**Stated problem**.
Write only the number of lines holding the string "System".

**Supplied records**.
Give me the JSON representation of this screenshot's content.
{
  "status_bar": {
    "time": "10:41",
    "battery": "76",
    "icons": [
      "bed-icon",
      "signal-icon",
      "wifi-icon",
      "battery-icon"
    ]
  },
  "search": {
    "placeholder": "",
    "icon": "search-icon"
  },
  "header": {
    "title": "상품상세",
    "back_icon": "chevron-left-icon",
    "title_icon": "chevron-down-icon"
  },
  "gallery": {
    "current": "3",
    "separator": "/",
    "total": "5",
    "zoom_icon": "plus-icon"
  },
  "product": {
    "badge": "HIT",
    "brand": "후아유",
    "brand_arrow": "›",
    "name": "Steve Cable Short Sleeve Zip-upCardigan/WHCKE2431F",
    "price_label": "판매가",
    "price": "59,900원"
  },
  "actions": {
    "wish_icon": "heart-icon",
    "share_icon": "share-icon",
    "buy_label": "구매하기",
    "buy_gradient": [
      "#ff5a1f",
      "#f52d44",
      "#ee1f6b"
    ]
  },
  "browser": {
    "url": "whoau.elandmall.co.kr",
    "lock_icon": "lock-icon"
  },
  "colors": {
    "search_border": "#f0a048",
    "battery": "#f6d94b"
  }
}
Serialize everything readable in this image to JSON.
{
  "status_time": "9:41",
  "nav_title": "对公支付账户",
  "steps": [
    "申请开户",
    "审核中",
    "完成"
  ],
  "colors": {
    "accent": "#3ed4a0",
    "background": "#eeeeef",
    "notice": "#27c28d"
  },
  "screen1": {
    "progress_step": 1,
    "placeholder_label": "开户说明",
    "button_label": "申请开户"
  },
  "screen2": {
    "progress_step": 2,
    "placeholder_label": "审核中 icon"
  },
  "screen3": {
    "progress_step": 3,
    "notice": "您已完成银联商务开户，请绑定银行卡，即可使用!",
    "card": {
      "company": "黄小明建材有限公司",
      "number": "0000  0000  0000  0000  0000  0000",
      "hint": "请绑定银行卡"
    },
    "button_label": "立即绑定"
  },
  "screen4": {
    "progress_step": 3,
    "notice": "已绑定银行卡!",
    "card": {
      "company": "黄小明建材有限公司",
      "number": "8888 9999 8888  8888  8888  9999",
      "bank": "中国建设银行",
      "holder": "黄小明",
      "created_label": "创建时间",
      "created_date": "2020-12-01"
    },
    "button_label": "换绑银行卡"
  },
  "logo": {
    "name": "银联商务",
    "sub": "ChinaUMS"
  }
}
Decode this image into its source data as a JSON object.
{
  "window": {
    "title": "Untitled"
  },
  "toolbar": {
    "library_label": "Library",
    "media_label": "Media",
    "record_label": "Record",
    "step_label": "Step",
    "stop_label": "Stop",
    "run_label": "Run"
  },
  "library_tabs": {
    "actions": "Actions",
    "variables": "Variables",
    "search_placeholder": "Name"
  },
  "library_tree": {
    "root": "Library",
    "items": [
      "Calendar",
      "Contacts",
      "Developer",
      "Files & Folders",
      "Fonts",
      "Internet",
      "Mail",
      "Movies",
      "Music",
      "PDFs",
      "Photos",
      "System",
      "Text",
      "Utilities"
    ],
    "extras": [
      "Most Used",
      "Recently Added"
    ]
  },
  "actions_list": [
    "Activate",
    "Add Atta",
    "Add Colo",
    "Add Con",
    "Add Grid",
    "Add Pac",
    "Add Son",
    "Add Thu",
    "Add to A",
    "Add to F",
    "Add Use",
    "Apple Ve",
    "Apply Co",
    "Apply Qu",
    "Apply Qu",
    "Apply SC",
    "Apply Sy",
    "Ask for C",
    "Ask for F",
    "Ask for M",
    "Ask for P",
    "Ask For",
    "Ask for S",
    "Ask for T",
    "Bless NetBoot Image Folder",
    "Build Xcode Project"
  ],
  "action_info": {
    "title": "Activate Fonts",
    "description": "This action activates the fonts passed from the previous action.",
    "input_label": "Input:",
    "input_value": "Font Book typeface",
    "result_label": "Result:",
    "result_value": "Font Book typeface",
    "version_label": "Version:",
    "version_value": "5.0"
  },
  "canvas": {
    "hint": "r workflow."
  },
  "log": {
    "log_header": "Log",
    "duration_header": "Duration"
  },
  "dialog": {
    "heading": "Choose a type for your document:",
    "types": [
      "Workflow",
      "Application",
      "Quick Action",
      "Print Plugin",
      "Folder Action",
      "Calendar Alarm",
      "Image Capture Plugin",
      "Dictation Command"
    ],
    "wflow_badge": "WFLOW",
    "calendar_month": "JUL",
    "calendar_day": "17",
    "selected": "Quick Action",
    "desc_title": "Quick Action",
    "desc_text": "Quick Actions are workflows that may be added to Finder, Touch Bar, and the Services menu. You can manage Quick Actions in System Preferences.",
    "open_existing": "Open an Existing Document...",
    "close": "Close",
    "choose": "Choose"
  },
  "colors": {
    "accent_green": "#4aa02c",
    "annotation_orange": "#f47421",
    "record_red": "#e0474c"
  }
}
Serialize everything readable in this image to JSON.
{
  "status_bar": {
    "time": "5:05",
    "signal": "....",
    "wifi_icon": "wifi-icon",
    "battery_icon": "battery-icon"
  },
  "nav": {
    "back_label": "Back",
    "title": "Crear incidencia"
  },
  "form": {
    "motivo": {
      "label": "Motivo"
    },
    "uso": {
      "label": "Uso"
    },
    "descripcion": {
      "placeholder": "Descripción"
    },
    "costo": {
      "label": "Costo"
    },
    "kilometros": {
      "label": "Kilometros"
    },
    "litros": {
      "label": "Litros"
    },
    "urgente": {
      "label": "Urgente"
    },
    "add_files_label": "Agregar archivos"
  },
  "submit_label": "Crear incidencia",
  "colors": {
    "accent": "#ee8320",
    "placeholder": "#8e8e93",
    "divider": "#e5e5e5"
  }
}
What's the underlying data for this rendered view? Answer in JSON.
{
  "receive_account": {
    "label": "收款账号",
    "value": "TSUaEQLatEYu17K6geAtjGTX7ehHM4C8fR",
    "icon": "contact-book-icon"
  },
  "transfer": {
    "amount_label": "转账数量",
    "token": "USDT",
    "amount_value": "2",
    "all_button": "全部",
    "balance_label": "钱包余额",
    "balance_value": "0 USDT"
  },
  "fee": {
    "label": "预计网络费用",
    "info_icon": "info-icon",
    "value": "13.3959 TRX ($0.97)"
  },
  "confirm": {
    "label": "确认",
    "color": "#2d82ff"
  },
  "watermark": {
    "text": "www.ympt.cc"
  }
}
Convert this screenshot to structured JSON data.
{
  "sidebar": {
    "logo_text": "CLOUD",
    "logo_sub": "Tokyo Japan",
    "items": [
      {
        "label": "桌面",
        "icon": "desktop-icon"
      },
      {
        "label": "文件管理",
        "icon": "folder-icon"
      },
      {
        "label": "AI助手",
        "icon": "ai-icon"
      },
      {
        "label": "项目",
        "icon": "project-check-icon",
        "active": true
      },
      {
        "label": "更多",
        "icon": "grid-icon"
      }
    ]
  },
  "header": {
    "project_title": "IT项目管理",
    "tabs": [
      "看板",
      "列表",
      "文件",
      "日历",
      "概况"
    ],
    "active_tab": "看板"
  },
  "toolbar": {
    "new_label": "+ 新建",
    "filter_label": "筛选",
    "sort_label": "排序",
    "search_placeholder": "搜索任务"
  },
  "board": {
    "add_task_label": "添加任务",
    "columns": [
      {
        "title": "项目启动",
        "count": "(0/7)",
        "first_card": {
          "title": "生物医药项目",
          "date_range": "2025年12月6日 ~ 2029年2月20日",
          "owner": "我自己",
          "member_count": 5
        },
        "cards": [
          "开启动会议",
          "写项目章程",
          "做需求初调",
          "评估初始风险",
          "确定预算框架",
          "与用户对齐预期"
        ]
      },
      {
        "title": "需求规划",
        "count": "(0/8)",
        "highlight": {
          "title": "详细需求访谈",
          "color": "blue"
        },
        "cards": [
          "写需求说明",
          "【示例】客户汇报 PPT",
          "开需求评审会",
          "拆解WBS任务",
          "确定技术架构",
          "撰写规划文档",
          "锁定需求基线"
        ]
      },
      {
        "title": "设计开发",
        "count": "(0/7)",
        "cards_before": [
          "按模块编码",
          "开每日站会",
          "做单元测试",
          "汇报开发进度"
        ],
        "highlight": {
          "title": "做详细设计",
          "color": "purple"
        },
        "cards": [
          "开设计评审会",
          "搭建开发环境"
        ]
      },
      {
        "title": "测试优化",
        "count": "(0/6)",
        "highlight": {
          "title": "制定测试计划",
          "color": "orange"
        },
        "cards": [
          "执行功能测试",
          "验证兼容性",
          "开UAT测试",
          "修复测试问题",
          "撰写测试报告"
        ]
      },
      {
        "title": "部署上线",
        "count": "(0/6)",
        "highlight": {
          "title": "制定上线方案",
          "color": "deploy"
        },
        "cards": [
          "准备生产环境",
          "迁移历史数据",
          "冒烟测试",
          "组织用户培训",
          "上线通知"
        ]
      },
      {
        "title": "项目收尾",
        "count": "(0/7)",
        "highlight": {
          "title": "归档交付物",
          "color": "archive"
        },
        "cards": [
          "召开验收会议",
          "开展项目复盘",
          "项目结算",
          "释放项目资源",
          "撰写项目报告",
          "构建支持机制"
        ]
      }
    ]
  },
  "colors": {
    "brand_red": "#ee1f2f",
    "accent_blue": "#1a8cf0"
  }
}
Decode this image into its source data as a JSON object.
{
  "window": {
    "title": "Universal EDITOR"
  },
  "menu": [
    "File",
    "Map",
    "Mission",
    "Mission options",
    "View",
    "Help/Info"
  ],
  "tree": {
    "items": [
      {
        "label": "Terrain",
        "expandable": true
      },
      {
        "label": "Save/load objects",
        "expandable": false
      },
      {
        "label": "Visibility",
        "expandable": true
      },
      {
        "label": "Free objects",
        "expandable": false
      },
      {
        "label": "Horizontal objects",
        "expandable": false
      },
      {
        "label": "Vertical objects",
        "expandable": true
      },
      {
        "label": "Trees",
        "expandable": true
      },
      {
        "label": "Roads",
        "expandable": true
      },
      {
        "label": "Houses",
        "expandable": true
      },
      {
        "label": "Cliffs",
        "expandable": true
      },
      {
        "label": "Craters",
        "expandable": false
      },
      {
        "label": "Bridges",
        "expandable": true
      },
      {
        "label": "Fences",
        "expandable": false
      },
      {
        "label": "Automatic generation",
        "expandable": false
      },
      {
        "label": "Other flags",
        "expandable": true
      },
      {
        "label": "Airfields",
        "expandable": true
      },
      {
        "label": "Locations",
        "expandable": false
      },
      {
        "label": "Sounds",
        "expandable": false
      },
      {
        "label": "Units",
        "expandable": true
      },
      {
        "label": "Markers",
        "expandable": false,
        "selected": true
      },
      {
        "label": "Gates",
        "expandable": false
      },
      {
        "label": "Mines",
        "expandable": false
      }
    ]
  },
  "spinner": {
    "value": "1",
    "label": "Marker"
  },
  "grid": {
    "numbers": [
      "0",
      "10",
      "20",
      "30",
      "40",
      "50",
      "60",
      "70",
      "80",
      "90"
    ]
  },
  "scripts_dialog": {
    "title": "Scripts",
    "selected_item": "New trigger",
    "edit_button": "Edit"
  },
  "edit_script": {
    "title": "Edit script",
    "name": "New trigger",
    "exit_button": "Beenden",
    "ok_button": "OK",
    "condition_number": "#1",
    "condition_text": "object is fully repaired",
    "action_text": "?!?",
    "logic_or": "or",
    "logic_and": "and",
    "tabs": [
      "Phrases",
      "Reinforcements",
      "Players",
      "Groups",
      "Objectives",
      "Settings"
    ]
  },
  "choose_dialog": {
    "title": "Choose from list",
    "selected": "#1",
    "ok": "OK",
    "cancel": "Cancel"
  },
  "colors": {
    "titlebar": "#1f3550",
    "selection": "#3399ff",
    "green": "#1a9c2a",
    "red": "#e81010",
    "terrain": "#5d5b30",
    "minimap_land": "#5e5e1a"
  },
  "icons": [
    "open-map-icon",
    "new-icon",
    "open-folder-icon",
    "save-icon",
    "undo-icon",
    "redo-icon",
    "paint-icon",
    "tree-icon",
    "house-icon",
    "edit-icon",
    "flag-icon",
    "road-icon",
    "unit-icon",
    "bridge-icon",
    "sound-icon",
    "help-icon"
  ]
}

**Answer in full**.
2